• [THE PROBLEM] Pull out each line of the records holding the string "linkedin".

BEGIN

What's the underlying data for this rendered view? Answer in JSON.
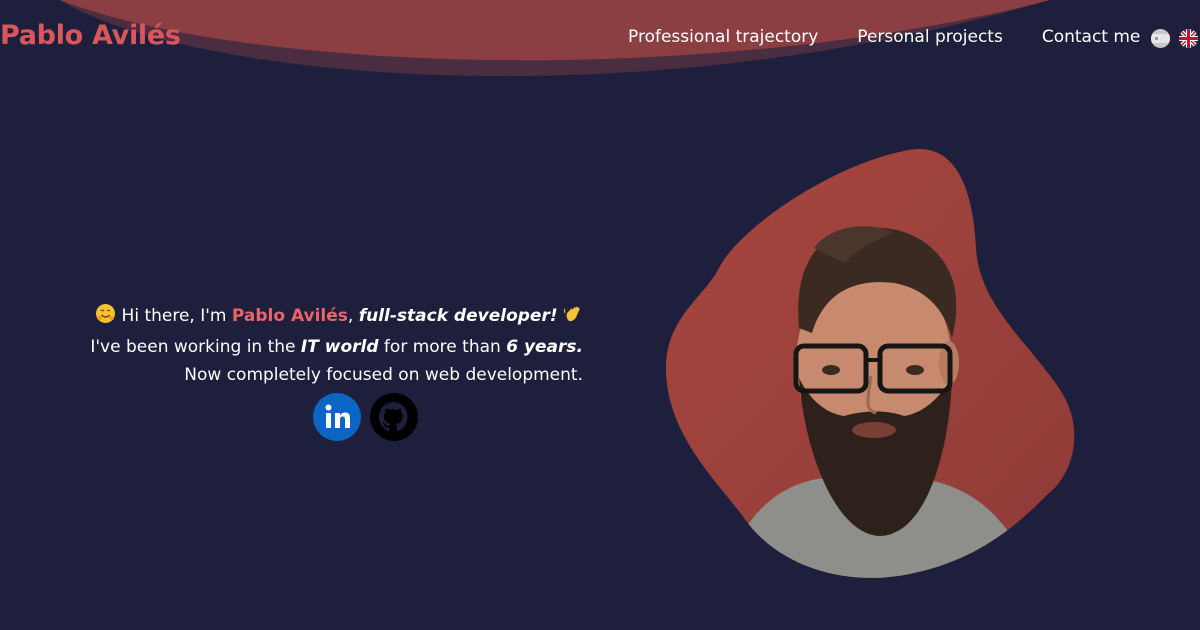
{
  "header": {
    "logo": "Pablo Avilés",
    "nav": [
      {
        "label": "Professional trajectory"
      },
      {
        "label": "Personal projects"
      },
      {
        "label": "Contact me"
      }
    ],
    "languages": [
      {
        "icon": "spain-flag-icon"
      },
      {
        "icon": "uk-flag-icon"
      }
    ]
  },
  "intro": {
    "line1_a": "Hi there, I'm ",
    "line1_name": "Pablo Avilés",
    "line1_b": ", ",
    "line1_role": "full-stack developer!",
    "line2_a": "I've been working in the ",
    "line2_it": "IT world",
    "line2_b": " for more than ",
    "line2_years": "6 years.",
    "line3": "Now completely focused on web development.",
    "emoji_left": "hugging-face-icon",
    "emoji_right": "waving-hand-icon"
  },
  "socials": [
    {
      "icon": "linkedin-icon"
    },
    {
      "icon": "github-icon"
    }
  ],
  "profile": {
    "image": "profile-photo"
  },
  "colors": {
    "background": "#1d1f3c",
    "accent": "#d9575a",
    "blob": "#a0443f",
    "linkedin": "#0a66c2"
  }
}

END

• [FULL RESPONSE]
      "icon": "linkedin-icon"
    "linkedin": "#0a66c2"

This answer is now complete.